What is expected:
Search the records for the word "见光易分解" and report each line that has it.

Data records:
- - - -

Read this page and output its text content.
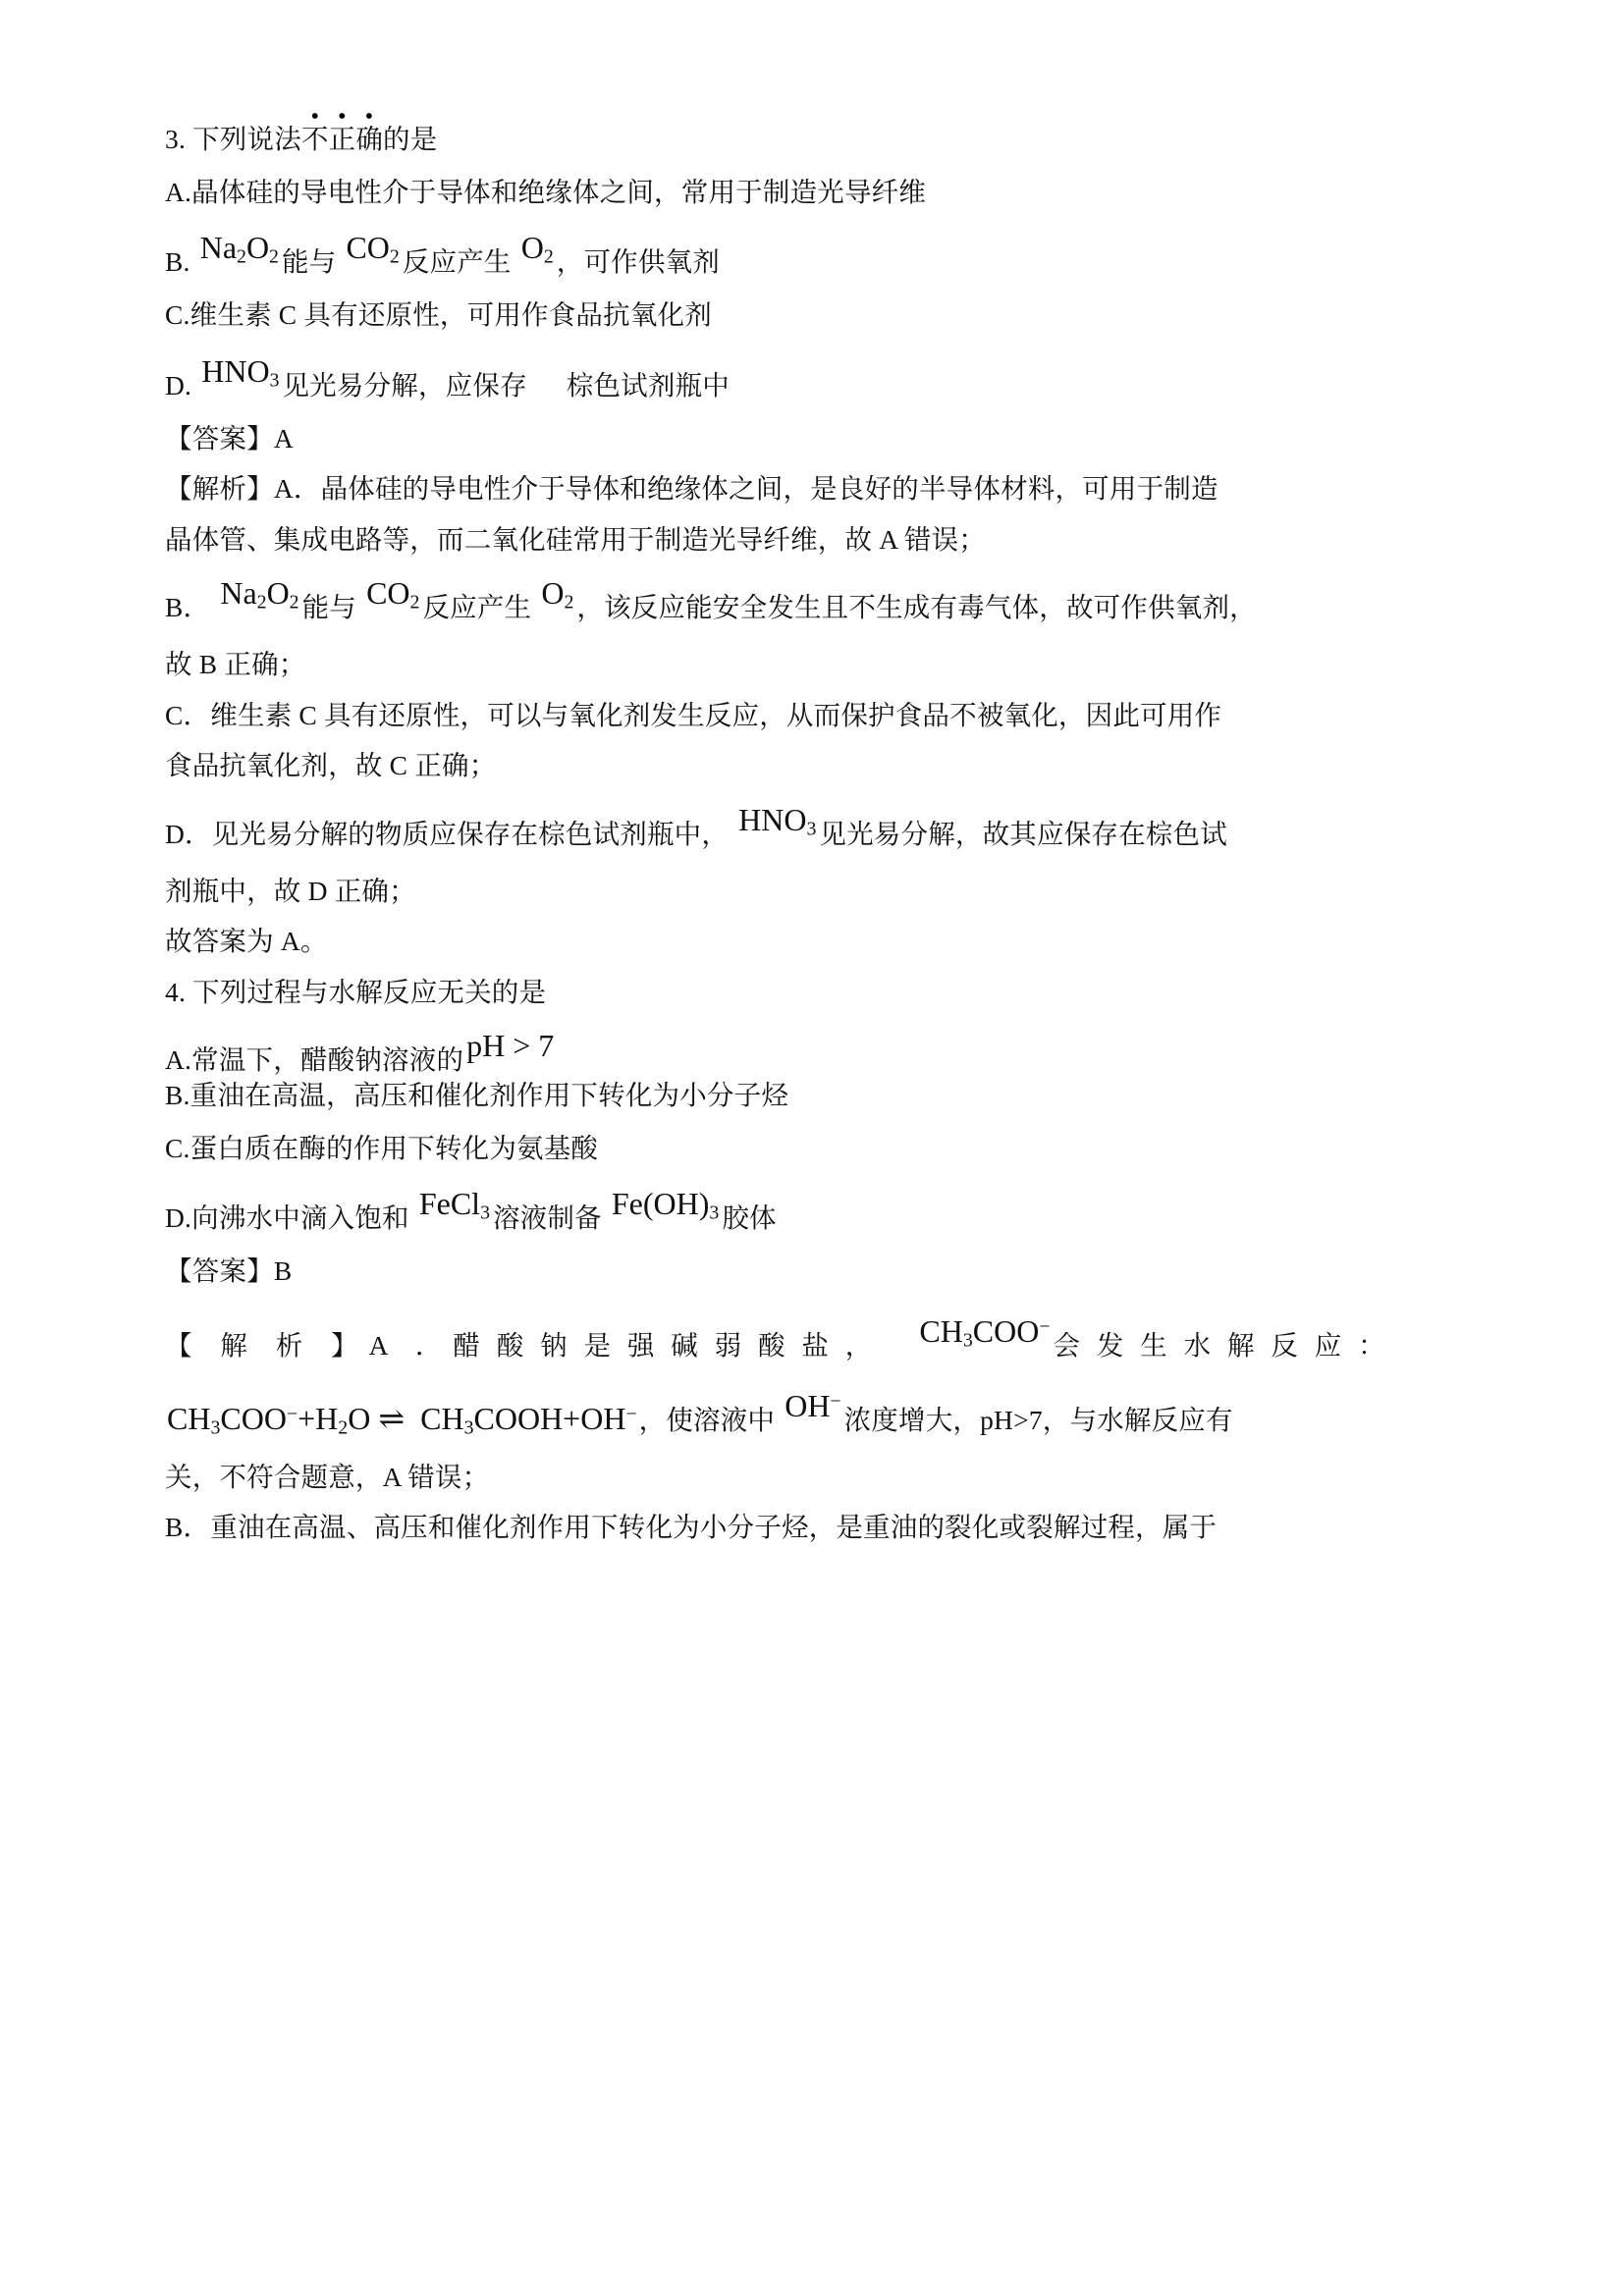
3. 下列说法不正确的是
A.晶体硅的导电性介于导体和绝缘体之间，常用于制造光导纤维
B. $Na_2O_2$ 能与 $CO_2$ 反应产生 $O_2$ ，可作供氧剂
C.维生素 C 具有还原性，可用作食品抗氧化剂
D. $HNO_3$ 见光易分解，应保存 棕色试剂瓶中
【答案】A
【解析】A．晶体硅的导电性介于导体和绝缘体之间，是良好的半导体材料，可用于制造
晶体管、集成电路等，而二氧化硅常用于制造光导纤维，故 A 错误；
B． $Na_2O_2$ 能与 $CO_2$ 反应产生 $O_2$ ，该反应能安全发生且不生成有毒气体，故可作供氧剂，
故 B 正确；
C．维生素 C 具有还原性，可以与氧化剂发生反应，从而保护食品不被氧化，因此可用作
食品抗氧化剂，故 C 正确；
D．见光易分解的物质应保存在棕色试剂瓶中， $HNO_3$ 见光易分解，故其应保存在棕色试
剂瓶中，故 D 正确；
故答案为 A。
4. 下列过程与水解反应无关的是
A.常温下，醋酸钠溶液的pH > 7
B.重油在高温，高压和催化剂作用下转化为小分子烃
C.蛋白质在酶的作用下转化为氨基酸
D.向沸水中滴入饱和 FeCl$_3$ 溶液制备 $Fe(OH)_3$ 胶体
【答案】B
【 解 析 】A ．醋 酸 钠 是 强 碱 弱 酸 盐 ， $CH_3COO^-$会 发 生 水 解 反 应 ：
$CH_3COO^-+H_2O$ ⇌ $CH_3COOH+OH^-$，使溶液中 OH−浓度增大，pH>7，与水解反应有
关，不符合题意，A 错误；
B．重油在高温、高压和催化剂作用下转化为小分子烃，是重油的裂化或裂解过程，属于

- - - -

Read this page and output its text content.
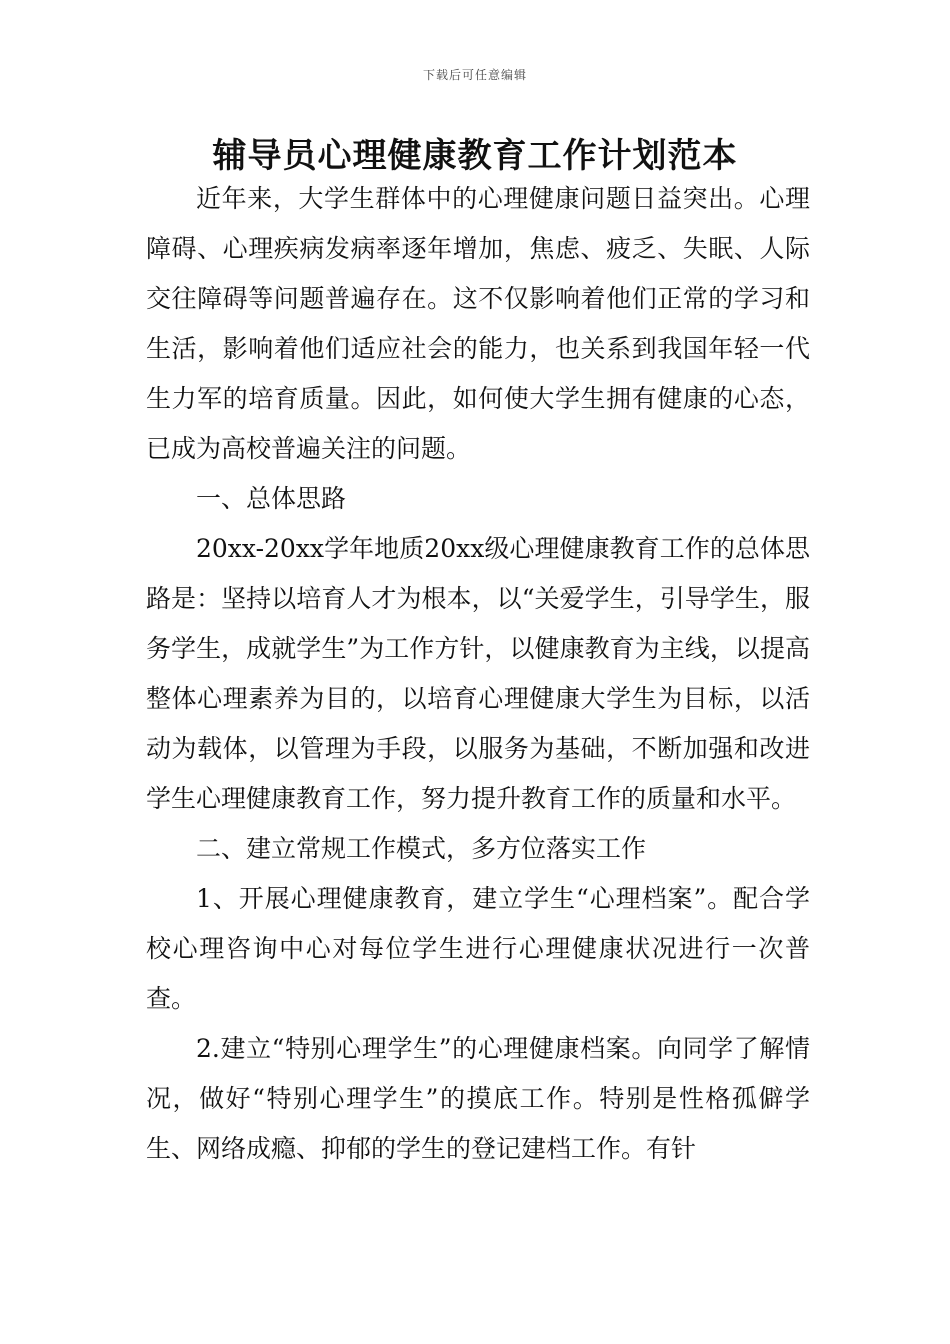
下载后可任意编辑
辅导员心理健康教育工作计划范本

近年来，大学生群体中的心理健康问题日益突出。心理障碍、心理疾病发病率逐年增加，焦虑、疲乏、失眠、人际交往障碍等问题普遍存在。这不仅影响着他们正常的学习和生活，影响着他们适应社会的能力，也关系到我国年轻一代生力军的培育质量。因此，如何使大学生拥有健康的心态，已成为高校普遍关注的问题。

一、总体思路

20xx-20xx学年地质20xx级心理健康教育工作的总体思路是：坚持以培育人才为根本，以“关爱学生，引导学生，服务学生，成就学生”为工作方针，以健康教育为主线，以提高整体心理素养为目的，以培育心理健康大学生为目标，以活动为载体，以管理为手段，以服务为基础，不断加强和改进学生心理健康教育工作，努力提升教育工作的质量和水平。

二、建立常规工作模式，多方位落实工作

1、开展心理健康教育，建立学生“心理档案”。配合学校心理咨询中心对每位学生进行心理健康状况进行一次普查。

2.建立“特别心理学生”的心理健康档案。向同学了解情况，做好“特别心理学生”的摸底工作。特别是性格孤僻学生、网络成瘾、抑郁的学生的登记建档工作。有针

- - - -

Solution:
D. $HNO_3$ 见光易分解，应保存 棕色试剂瓶中
D．见光易分解的物质应保存在棕色试剂瓶中， $HNO_3$ 见光易分解，故其应保存在棕色试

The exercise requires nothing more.